→ **TASK PROMPT**: Identify the lines that contain the string "Channels" and report only how many there are.

A run of records:
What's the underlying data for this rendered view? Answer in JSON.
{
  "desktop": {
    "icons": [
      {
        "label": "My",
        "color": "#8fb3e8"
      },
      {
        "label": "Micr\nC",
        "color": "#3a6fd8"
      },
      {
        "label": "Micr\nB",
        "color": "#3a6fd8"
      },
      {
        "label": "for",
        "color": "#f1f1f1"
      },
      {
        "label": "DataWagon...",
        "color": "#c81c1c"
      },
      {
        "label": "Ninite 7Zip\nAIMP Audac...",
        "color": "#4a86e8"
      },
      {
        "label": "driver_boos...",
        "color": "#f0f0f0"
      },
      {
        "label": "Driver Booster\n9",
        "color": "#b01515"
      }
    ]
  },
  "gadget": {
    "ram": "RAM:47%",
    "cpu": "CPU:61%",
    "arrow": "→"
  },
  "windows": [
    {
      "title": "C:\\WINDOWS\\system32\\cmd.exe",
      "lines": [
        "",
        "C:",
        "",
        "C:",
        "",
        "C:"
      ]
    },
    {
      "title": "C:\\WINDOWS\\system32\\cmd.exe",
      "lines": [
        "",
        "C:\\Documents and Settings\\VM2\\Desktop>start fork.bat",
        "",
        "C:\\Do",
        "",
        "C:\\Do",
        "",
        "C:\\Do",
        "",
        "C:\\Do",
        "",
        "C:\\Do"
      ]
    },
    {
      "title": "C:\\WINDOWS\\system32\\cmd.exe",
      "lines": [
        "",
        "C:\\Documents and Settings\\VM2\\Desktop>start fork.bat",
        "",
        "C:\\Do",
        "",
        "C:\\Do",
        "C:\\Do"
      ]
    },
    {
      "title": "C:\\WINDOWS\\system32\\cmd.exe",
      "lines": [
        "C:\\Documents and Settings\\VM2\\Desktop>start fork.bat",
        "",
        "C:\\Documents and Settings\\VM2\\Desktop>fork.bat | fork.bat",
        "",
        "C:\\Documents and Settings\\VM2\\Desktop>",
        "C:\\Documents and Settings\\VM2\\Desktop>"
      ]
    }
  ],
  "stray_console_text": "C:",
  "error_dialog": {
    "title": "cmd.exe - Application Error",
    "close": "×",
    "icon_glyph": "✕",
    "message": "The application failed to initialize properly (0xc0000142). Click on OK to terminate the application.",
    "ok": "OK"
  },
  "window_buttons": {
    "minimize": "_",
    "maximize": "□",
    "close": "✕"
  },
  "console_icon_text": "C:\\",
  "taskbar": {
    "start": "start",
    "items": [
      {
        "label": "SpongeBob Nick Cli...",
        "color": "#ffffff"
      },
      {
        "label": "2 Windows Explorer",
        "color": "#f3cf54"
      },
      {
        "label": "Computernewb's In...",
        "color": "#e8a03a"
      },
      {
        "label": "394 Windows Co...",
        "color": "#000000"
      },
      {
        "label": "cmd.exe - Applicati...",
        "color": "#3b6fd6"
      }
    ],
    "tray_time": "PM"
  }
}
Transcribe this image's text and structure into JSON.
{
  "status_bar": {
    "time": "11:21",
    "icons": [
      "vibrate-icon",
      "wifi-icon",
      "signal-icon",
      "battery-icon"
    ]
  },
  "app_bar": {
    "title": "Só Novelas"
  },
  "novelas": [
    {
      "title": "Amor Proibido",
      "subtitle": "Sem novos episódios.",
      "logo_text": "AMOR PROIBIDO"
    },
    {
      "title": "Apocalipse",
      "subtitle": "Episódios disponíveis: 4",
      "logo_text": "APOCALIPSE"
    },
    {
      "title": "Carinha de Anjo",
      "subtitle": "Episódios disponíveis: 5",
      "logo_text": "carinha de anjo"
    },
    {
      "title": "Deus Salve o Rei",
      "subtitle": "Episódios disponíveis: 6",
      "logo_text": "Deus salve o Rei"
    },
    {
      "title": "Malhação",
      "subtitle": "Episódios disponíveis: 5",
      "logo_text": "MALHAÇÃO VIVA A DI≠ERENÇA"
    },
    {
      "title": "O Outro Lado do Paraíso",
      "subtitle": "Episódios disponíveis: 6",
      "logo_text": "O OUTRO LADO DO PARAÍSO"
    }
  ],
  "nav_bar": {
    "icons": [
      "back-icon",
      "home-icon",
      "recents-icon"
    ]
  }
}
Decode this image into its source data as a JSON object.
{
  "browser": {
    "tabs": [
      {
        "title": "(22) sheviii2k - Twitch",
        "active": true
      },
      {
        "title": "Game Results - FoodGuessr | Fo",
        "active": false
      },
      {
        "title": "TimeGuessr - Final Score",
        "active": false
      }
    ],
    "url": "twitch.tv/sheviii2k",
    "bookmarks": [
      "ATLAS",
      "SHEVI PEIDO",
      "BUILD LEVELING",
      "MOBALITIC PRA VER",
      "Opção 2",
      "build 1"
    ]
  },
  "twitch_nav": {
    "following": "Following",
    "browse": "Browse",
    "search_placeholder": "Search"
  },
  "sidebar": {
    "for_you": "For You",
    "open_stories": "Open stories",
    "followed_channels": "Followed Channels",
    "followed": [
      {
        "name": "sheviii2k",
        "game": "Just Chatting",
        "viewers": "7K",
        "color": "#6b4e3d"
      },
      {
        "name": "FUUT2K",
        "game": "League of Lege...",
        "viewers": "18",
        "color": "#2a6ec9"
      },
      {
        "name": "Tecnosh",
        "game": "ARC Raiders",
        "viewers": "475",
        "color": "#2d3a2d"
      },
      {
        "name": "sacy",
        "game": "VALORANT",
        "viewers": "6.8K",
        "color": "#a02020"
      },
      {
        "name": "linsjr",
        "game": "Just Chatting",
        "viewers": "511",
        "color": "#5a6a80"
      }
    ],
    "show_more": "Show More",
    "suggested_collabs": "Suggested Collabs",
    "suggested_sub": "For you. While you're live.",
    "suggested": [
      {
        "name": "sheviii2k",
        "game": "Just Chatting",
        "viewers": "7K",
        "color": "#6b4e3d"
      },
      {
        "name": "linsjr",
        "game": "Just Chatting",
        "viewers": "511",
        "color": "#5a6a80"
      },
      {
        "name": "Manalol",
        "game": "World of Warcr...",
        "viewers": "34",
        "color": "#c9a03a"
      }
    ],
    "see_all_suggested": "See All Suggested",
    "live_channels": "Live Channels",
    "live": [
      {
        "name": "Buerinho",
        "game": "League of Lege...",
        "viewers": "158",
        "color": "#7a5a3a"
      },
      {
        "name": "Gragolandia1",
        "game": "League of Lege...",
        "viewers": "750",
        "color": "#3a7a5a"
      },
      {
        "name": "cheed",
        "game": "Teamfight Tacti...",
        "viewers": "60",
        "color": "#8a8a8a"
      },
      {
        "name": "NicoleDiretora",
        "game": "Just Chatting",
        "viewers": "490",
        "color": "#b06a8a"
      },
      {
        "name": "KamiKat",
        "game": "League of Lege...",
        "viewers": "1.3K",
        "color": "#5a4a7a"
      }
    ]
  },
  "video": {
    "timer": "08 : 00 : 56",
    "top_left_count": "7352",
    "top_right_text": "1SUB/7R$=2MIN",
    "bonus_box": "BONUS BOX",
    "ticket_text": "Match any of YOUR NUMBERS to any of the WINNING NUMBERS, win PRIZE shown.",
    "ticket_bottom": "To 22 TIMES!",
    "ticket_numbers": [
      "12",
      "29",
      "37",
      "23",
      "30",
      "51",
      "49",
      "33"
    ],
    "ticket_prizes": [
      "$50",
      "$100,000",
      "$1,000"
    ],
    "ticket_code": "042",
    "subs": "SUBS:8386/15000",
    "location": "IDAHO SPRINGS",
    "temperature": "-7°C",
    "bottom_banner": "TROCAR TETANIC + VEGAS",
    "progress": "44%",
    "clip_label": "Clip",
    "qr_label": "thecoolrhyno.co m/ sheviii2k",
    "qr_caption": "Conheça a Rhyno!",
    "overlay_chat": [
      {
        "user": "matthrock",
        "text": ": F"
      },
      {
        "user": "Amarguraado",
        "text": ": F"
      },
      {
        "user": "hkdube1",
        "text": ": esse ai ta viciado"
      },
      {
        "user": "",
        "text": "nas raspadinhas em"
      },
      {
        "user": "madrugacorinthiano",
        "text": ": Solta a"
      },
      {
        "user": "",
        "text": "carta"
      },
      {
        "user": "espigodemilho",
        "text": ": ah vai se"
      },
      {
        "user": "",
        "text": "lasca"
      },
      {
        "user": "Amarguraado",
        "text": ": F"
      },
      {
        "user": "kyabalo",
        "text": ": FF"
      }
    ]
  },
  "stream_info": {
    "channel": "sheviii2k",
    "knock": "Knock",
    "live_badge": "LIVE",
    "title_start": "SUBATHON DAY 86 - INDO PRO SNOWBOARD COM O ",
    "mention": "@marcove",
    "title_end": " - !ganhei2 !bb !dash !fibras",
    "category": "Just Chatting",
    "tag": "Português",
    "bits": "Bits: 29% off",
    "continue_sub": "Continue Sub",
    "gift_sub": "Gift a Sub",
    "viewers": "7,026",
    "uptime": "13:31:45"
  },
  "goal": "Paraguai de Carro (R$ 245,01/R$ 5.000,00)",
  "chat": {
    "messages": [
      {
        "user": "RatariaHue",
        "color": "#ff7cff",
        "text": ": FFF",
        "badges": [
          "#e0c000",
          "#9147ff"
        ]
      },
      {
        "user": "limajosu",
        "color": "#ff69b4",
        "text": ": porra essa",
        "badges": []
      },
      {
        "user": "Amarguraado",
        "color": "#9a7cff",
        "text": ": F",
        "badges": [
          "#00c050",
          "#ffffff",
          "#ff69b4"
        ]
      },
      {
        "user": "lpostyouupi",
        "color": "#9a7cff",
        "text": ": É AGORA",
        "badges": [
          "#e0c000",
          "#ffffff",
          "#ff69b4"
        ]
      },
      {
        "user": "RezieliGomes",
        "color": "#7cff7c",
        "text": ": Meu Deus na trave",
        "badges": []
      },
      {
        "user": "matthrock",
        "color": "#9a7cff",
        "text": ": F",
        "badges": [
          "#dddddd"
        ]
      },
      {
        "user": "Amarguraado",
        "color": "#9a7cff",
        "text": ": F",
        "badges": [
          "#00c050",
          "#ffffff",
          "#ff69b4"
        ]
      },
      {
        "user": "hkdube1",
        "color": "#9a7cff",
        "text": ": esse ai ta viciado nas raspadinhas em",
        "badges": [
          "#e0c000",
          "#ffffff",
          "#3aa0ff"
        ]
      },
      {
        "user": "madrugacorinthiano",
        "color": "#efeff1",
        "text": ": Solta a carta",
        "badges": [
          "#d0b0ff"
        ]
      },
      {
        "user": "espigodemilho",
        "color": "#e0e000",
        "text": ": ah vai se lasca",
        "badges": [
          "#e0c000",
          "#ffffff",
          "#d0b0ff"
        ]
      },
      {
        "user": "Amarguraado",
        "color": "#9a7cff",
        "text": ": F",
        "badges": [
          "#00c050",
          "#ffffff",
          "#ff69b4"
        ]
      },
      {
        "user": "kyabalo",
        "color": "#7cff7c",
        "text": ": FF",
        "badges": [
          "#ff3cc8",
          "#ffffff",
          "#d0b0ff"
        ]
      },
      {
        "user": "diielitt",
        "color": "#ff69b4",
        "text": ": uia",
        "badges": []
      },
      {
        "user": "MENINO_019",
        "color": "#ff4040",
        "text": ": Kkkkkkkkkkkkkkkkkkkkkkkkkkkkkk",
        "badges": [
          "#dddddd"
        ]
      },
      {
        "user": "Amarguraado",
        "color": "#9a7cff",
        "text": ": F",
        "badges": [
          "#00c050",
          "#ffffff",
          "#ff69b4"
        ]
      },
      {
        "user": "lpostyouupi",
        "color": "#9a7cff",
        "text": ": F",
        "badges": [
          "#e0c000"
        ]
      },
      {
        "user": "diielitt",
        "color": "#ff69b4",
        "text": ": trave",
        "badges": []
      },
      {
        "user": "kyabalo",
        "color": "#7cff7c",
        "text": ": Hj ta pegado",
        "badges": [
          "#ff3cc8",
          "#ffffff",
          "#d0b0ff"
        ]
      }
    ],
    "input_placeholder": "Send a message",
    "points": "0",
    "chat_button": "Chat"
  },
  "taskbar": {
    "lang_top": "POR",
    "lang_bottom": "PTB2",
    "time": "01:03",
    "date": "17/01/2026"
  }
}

→ **CORRECT RESPONSE**: 2